— start Supplied entries —
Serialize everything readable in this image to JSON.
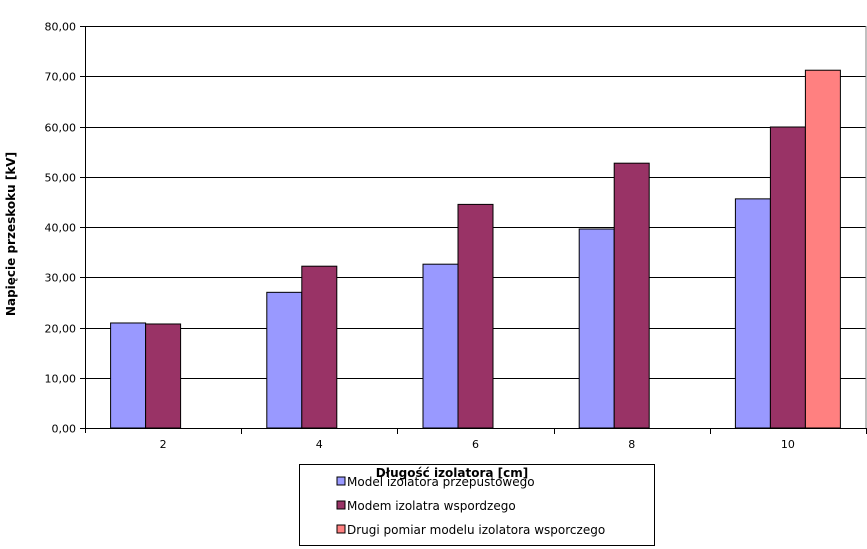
{
  "chart_data": {
    "type": "bar",
    "title": "",
    "xlabel": "Długość izolatora  [cm]",
    "ylabel": "Napięcie przeskoku [kV]",
    "categories": [
      "2",
      "4",
      "6",
      "8",
      "10"
    ],
    "ylim": [
      0,
      80
    ],
    "yticks": [
      "0,00",
      "10,00",
      "20,00",
      "30,00",
      "40,00",
      "50,00",
      "60,00",
      "70,00",
      "80,00"
    ],
    "grid": true,
    "legend_position": "bottom-center",
    "series": [
      {
        "name": "Model izolatora przepustowego",
        "color": "#9999FF",
        "values": [
          20.9,
          27.0,
          32.6,
          39.6,
          45.6
        ]
      },
      {
        "name": "Modem izolatra wspordzego",
        "color": "#993366",
        "values": [
          20.7,
          32.2,
          44.5,
          52.7,
          59.9
        ]
      },
      {
        "name": "Drugi pomiar modelu izolatora wsporczego",
        "color": "#FF8080",
        "values": [
          null,
          null,
          null,
          null,
          71.2
        ]
      }
    ]
  }
}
— end Supplied entries —
▸ **Task instructions**:
Copy out each line of the entries that holds "izolatora".

▸ **Right answer**:
    "xlabel": "Długość izolatora  [cm]",
        "name": "Model izolatora przepustowego",
        "name": "Drugi pomiar modelu izolatora wsporczego",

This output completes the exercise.